§ **Stored data entries**
***
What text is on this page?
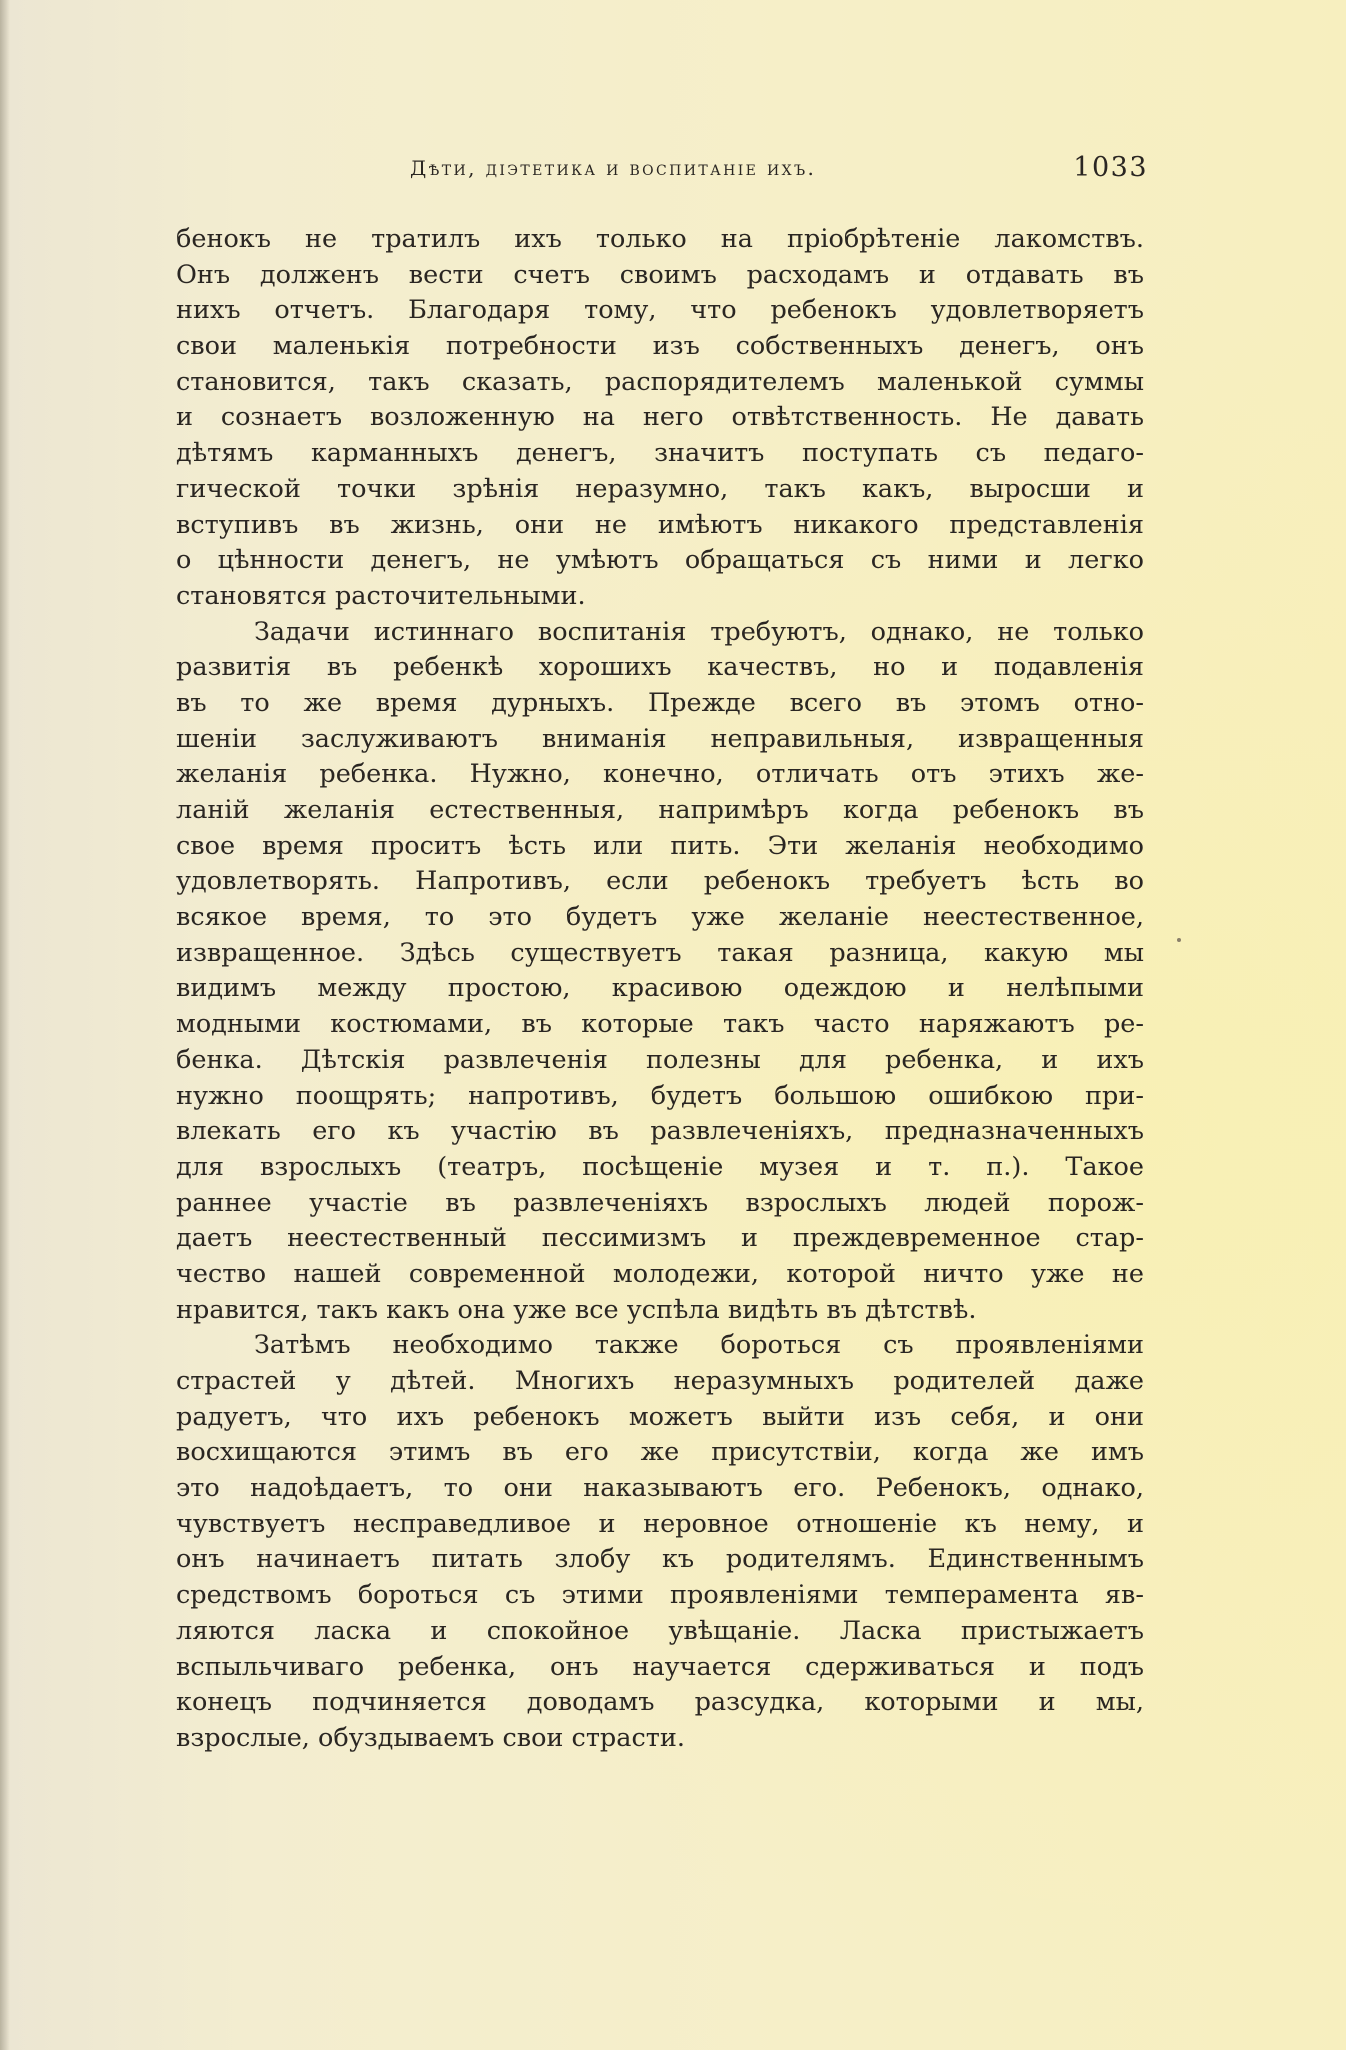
Дѣти, діэтетика и воспитаніе ихъ.	1033
бенокъ не тратилъ ихъ только на пріобрѣтеніе лакомствъ.
Онъ долженъ вести счетъ своимъ расходамъ и отдавать въ
нихъ отчетъ. Благодаря тому, что ребенокъ удовлетворяетъ
свои маленькія потребности изъ собственныхъ денегъ, онъ
становится, такъ сказать, распорядителемъ маленькой суммы
и сознаетъ возложенную на него отвѣтственность. Не давать
дѣтямъ карманныхъ денегъ, значитъ поступать съ педаго-
гической точки зрѣнія неразумно, такъ какъ, выросши и
вступивъ въ жизнь, они не имѣютъ никакого представленія
о цѣнности денегъ, не умѣютъ обращаться съ ними и легко
становятся расточительными.
Задачи истиннаго воспитанія требуютъ, однако, не только
развитія въ ребенкѣ хорошихъ качествъ, но и подавленія
въ то же время дурныхъ. Прежде всего въ этомъ отно-
шеніи заслуживаютъ вниманія неправильныя, извращенныя
желанія ребенка. Нужно, конечно, отличать отъ этихъ же-
ланій желанія естественныя, напримѣръ когда ребенокъ въ
свое время проситъ ѣсть или пить. Эти желанія необходимо
удовлетворять. Напротивъ, если ребенокъ требуетъ ѣсть во
всякое время, то это будетъ уже желаніе неестественное,
извращенное. Здѣсь существуетъ такая разница, какую мы
видимъ между простою, красивою одеждою и нелѣпыми
модными костюмами, въ которые такъ часто наряжаютъ ре-
бенка. Дѣтскія развлеченія полезны для ребенка, и ихъ
нужно поощрять; напротивъ, будетъ большою ошибкою при-
влекать его къ участію въ развлеченіяхъ, предназначенныхъ
для взрослыхъ (театръ, посѣщеніе музея и т. п.). Такое
раннее участіе въ развлеченіяхъ взрослыхъ людей порож-
даетъ неестественный пессимизмъ и преждевременное стар-
чество нашей современной молодежи, которой ничто уже не
нравится, такъ какъ она уже все успѣла видѣть въ дѣтствѣ.
Затѣмъ необходимо также бороться съ проявленіями
страстей у дѣтей. Многихъ неразумныхъ родителей даже
радуетъ, что ихъ ребенокъ можетъ выйти изъ себя, и они
восхищаются этимъ въ его же присутствіи, когда же имъ
это надоѣдаетъ, то они наказываютъ его. Ребенокъ, однако,
чувствуетъ несправедливое и неровное отношеніе къ нему, и
онъ начинаетъ питать злобу къ родителямъ. Единственнымъ
средствомъ бороться съ этими проявленіями темперамента яв-
ляются ласка и спокойное увѣщаніе. Ласка пристыжаетъ
вспыльчиваго ребенка, онъ научается сдерживаться и подъ
конецъ подчиняется доводамъ разсудка, которыми и мы,
взрослые, обуздываемъ свои страсти.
***
§ **Your instructions**
Generate a word-for-word copy of the preceding records, excluding all pictures.

§ **Response**
What text is on this page?
Дѣти, діэтетика и воспитаніе ихъ.	1033
бенокъ не тратилъ ихъ только на пріобрѣтеніе лакомствъ.
Онъ долженъ вести счетъ своимъ расходамъ и отдавать въ
нихъ отчетъ. Благодаря тому, что ребенокъ удовлетворяетъ
свои маленькія потребности изъ собственныхъ денегъ, онъ
становится, такъ сказать, распорядителемъ маленькой суммы
и сознаетъ возложенную на него отвѣтственность. Не давать
дѣтямъ карманныхъ денегъ, значитъ поступать съ педаго-
гической точки зрѣнія неразумно, такъ какъ, выросши и
вступивъ въ жизнь, они не имѣютъ никакого представленія
о цѣнности денегъ, не умѣютъ обращаться съ ними и легко
становятся расточительными.
Задачи истиннаго воспитанія требуютъ, однако, не только
развитія въ ребенкѣ хорошихъ качествъ, но и подавленія
въ то же время дурныхъ. Прежде всего въ этомъ отно-
шеніи заслуживаютъ вниманія неправильныя, извращенныя
желанія ребенка. Нужно, конечно, отличать отъ этихъ же-
ланій желанія естественныя, напримѣръ когда ребенокъ въ
свое время проситъ ѣсть или пить. Эти желанія необходимо
удовлетворять. Напротивъ, если ребенокъ требуетъ ѣсть во
всякое время, то это будетъ уже желаніе неестественное,
извращенное. Здѣсь существуетъ такая разница, какую мы
видимъ между простою, красивою одеждою и нелѣпыми
модными костюмами, въ которые такъ часто наряжаютъ ре-
бенка. Дѣтскія развлеченія полезны для ребенка, и ихъ
нужно поощрять; напротивъ, будетъ большою ошибкою при-
влекать его къ участію въ развлеченіяхъ, предназначенныхъ
для взрослыхъ (театръ, посѣщеніе музея и т. п.). Такое
раннее участіе въ развлеченіяхъ взрослыхъ людей порож-
даетъ неестественный пессимизмъ и преждевременное стар-
чество нашей современной молодежи, которой ничто уже не
нравится, такъ какъ она уже все успѣла видѣть въ дѣтствѣ.
Затѣмъ необходимо также бороться съ проявленіями
страстей у дѣтей. Многихъ неразумныхъ родителей даже
радуетъ, что ихъ ребенокъ можетъ выйти изъ себя, и они
восхищаются этимъ въ его же присутствіи, когда же имъ
это надоѣдаетъ, то они наказываютъ его. Ребенокъ, однако,
чувствуетъ несправедливое и неровное отношеніе къ нему, и
онъ начинаетъ питать злобу къ родителямъ. Единственнымъ
средствомъ бороться съ этими проявленіями темперамента яв-
ляются ласка и спокойное увѣщаніе. Ласка пристыжаетъ
вспыльчиваго ребенка, онъ научается сдерживаться и подъ
конецъ подчиняется доводамъ разсудка, которыми и мы,
взрослые, обуздываемъ свои страсти.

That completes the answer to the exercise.